EXERCISE DETAILS: Go through the entries and count the lines with the string "colors" in them. Give only that number.

* BEGIN *

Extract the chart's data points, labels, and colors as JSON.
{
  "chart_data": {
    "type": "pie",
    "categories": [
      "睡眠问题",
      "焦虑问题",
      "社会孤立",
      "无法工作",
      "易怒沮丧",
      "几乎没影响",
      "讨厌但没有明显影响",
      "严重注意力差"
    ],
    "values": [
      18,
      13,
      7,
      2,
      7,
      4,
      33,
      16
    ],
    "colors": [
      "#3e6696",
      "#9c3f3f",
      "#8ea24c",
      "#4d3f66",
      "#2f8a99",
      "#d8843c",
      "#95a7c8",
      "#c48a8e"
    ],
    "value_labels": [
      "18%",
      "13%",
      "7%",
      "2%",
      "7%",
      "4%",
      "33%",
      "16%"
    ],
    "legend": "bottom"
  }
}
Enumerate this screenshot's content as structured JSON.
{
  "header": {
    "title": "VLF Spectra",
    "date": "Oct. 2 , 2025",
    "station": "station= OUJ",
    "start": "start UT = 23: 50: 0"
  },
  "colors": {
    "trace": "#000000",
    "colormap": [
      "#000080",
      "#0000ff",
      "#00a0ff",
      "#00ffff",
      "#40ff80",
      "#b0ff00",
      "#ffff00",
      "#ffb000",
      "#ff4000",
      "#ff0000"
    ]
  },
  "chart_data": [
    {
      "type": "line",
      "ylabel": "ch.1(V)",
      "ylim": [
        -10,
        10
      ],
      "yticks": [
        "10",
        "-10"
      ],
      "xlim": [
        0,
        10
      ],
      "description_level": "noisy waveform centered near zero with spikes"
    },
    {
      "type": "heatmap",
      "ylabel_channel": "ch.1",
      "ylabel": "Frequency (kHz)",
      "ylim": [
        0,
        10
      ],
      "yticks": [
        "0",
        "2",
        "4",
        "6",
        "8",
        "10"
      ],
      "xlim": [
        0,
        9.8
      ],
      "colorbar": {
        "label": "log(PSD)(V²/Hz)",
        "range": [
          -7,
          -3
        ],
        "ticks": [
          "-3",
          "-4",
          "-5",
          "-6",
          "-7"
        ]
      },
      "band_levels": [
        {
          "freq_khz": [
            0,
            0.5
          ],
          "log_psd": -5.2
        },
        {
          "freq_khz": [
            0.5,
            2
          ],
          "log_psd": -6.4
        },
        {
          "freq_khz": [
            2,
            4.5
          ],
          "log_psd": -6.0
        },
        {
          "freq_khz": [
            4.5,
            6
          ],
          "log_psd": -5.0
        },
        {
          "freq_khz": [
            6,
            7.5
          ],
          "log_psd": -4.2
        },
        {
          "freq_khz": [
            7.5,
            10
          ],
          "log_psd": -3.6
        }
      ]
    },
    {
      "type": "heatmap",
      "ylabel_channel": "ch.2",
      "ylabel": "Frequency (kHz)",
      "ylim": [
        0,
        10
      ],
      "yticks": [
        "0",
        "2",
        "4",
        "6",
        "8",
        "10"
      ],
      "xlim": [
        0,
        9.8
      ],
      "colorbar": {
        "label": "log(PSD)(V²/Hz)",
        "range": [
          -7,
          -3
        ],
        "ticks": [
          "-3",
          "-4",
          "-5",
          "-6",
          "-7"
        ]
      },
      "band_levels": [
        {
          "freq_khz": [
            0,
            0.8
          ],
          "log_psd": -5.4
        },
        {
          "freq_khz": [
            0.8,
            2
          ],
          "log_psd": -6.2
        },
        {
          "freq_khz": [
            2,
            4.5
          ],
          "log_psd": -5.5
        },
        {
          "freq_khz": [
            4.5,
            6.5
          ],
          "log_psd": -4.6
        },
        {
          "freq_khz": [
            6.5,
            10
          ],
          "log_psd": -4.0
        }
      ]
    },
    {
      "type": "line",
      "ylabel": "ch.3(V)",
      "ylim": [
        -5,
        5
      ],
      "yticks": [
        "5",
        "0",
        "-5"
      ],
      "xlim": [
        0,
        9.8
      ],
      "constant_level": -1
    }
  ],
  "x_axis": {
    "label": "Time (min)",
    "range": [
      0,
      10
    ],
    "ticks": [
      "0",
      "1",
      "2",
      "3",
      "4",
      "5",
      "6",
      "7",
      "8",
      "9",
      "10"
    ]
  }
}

* END *

EXERCISE ANSWER: 3